(Dataset rows about figures)

<<<<

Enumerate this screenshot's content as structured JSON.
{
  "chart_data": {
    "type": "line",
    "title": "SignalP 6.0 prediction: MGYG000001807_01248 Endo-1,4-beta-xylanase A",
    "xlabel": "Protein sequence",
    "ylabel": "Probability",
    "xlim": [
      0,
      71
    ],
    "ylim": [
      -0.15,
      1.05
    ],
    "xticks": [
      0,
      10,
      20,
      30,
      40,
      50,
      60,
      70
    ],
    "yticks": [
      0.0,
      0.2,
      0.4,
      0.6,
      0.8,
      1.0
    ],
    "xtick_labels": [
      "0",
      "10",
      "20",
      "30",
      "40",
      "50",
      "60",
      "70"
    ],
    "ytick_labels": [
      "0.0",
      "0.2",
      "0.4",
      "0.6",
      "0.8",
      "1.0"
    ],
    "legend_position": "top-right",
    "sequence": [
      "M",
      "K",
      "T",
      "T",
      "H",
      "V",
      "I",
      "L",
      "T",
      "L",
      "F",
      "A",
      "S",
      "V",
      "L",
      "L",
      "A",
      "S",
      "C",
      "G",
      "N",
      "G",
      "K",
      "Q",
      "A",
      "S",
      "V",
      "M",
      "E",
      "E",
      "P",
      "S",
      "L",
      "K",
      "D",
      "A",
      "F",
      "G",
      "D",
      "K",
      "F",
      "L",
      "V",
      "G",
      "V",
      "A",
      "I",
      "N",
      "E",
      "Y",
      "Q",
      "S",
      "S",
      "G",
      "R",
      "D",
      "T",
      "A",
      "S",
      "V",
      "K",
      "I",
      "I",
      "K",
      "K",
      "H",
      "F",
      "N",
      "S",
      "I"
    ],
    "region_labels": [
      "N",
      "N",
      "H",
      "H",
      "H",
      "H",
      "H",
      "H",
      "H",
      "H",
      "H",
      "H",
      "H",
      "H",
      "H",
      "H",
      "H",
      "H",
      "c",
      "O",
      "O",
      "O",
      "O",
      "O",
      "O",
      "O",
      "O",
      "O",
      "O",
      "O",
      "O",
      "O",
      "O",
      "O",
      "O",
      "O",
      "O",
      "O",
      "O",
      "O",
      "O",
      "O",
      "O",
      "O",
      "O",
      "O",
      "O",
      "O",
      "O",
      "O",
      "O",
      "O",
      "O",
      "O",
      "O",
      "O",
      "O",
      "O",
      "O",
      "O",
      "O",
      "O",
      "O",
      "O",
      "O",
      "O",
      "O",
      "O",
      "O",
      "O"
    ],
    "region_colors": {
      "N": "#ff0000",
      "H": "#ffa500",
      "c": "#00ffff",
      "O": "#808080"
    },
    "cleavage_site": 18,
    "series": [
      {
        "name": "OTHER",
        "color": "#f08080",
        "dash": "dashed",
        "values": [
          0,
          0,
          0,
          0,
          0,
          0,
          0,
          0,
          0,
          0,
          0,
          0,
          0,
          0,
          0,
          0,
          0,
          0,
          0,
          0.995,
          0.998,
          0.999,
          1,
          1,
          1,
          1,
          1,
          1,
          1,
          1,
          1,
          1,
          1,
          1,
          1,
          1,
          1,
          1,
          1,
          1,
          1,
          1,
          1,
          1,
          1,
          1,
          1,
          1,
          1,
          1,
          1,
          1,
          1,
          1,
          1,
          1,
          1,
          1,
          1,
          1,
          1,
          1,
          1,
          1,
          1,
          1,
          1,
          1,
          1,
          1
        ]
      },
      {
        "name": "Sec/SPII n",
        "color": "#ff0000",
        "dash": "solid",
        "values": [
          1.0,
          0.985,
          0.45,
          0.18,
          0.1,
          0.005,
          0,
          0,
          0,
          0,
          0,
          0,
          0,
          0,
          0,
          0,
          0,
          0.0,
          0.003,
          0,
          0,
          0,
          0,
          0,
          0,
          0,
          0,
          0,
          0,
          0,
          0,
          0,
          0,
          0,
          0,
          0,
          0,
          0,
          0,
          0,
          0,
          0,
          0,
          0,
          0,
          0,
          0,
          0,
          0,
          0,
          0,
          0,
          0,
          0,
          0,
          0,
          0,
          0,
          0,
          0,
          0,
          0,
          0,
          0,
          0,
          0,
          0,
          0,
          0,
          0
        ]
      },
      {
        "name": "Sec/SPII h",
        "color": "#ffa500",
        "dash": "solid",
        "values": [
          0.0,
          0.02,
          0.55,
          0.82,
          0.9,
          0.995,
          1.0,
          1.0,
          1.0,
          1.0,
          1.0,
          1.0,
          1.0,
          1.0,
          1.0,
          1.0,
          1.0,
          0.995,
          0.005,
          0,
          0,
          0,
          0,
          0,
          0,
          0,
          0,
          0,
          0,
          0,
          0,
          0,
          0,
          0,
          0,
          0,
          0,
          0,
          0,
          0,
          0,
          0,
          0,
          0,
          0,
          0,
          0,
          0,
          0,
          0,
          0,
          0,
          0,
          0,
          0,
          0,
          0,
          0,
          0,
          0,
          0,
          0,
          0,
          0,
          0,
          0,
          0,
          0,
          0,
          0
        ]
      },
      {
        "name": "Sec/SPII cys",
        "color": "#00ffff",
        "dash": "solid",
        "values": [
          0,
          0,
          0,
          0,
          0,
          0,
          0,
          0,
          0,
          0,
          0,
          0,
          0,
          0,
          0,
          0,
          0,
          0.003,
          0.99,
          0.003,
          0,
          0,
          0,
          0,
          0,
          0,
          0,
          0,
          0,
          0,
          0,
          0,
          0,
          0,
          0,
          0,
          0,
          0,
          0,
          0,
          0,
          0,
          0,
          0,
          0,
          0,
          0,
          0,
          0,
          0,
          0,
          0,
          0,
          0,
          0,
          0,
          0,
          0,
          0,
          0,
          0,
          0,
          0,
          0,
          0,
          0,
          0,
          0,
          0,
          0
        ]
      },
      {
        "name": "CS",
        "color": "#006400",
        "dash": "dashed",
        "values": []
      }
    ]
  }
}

>>>>

◆ **EXERCISE**: Within the lines above, find those holding the word "name" and copy them.

◆ **EXERCISE ANSWER**:
        "name": "OTHER",
        "name": "Sec/SPII n",
        "name": "Sec/SPII h",
        "name": "Sec/SPII cys",
        "name": "CS",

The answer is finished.